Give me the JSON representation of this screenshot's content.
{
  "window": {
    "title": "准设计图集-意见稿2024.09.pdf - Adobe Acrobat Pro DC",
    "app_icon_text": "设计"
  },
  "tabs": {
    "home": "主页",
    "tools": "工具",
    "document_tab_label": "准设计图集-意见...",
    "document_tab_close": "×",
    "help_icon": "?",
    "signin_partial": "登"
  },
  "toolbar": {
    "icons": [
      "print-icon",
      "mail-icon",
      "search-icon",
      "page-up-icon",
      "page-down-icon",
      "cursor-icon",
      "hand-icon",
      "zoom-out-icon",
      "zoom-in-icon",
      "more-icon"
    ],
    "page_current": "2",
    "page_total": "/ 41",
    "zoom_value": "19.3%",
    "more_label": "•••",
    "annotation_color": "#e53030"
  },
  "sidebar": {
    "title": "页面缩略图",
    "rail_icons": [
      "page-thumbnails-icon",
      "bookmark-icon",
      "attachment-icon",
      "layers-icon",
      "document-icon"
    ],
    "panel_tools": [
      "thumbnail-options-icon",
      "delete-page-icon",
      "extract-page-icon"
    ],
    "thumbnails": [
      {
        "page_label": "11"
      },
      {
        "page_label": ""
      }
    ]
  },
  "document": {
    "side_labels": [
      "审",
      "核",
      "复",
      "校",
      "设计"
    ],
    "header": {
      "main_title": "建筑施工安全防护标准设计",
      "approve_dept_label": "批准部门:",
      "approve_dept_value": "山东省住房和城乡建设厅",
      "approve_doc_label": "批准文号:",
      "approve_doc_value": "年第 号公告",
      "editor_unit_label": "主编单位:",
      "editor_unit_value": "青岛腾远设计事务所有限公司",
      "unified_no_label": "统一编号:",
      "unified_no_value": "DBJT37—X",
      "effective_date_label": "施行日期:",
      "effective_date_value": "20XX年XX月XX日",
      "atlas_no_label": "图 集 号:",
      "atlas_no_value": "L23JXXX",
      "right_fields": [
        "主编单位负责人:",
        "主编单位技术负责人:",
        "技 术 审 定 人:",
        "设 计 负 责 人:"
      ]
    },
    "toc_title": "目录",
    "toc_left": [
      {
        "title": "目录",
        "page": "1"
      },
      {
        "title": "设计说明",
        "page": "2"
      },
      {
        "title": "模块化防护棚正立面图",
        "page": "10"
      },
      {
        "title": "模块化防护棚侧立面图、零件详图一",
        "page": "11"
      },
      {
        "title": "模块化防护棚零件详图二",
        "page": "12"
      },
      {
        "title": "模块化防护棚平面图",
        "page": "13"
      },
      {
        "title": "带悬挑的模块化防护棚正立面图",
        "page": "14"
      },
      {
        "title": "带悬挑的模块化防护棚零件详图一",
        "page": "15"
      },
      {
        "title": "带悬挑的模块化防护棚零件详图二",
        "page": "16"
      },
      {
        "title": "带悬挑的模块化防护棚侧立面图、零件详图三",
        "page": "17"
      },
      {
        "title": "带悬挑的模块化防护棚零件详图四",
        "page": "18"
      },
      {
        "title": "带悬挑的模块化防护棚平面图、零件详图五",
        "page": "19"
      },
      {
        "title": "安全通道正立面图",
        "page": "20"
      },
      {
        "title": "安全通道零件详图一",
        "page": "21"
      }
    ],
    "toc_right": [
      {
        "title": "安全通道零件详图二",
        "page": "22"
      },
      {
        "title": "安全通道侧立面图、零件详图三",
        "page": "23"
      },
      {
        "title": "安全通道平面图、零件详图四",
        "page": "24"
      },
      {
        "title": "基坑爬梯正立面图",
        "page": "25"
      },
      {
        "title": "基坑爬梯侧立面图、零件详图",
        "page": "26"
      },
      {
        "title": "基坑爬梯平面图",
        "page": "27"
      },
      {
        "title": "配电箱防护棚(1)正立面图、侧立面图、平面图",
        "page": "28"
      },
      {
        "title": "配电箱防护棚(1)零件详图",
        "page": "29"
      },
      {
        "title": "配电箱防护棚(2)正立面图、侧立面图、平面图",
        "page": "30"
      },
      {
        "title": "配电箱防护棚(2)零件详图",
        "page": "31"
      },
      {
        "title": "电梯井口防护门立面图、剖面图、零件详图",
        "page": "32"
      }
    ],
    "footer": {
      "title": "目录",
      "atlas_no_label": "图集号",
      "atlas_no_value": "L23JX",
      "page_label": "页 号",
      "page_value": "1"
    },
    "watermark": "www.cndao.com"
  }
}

━━━━━━━━

(WHAT IS EXPECTED) Write the material out exactly, with nothing left out.

(THE RESULT)
Give me the JSON representation of this screenshot's content.
{
  "window": {
    "title": "准设计图集-意见稿2024.09.pdf - Adobe Acrobat Pro DC",
    "app_icon_text": "设计"
  },
  "tabs": {
    "home": "主页",
    "tools": "工具",
    "document_tab_label": "准设计图集-意见...",
    "document_tab_close": "×",
    "help_icon": "?",
    "signin_partial": "登"
  },
  "toolbar": {
    "icons": [
      "print-icon",
      "mail-icon",
      "search-icon",
      "page-up-icon",
      "page-down-icon",
      "cursor-icon",
      "hand-icon",
      "zoom-out-icon",
      "zoom-in-icon",
      "more-icon"
    ],
    "page_current": "2",
    "page_total": "/ 41",
    "zoom_value": "19.3%",
    "more_label": "•••",
    "annotation_color": "#e53030"
  },
  "sidebar": {
    "title": "页面缩略图",
    "rail_icons": [
      "page-thumbnails-icon",
      "bookmark-icon",
      "attachment-icon",
      "layers-icon",
      "document-icon"
    ],
    "panel_tools": [
      "thumbnail-options-icon",
      "delete-page-icon",
      "extract-page-icon"
    ],
    "thumbnails": [
      {
        "page_label": "11"
      },
      {
        "page_label": ""
      }
    ]
  },
  "document": {
    "side_labels": [
      "审",
      "核",
      "复",
      "校",
      "设计"
    ],
    "header": {
      "main_title": "建筑施工安全防护标准设计",
      "approve_dept_label": "批准部门:",
      "approve_dept_value": "山东省住房和城乡建设厅",
      "approve_doc_label": "批准文号:",
      "approve_doc_value": "年第 号公告",
      "editor_unit_label": "主编单位:",
      "editor_unit_value": "青岛腾远设计事务所有限公司",
      "unified_no_label": "统一编号:",
      "unified_no_value": "DBJT37—X",
      "effective_date_label": "施行日期:",
      "effective_date_value": "20XX年XX月XX日",
      "atlas_no_label": "图 集 号:",
      "atlas_no_value": "L23JXXX",
      "right_fields": [
        "主编单位负责人:",
        "主编单位技术负责人:",
        "技 术 审 定 人:",
        "设 计 负 责 人:"
      ]
    },
    "toc_title": "目录",
    "toc_left": [
      {
        "title": "目录",
        "page": "1"
      },
      {
        "title": "设计说明",
        "page": "2"
      },
      {
        "title": "模块化防护棚正立面图",
        "page": "10"
      },
      {
        "title": "模块化防护棚侧立面图、零件详图一",
        "page": "11"
      },
      {
        "title": "模块化防护棚零件详图二",
        "page": "12"
      },
      {
        "title": "模块化防护棚平面图",
        "page": "13"
      },
      {
        "title": "带悬挑的模块化防护棚正立面图",
        "page": "14"
      },
      {
        "title": "带悬挑的模块化防护棚零件详图一",
        "page": "15"
      },
      {
        "title": "带悬挑的模块化防护棚零件详图二",
        "page": "16"
      },
      {
        "title": "带悬挑的模块化防护棚侧立面图、零件详图三",
        "page": "17"
      },
      {
        "title": "带悬挑的模块化防护棚零件详图四",
        "page": "18"
      },
      {
        "title": "带悬挑的模块化防护棚平面图、零件详图五",
        "page": "19"
      },
      {
        "title": "安全通道正立面图",
        "page": "20"
      },
      {
        "title": "安全通道零件详图一",
        "page": "21"
      }
    ],
    "toc_right": [
      {
        "title": "安全通道零件详图二",
        "page": "22"
      },
      {
        "title": "安全通道侧立面图、零件详图三",
        "page": "23"
      },
      {
        "title": "安全通道平面图、零件详图四",
        "page": "24"
      },
      {
        "title": "基坑爬梯正立面图",
        "page": "25"
      },
      {
        "title": "基坑爬梯侧立面图、零件详图",
        "page": "26"
      },
      {
        "title": "基坑爬梯平面图",
        "page": "27"
      },
      {
        "title": "配电箱防护棚(1)正立面图、侧立面图、平面图",
        "page": "28"
      },
      {
        "title": "配电箱防护棚(1)零件详图",
        "page": "29"
      },
      {
        "title": "配电箱防护棚(2)正立面图、侧立面图、平面图",
        "page": "30"
      },
      {
        "title": "配电箱防护棚(2)零件详图",
        "page": "31"
      },
      {
        "title": "电梯井口防护门立面图、剖面图、零件详图",
        "page": "32"
      }
    ],
    "footer": {
      "title": "目录",
      "atlas_no_label": "图集号",
      "atlas_no_value": "L23JX",
      "page_label": "页 号",
      "page_value": "1"
    },
    "watermark": "www.cndao.com"
  }
}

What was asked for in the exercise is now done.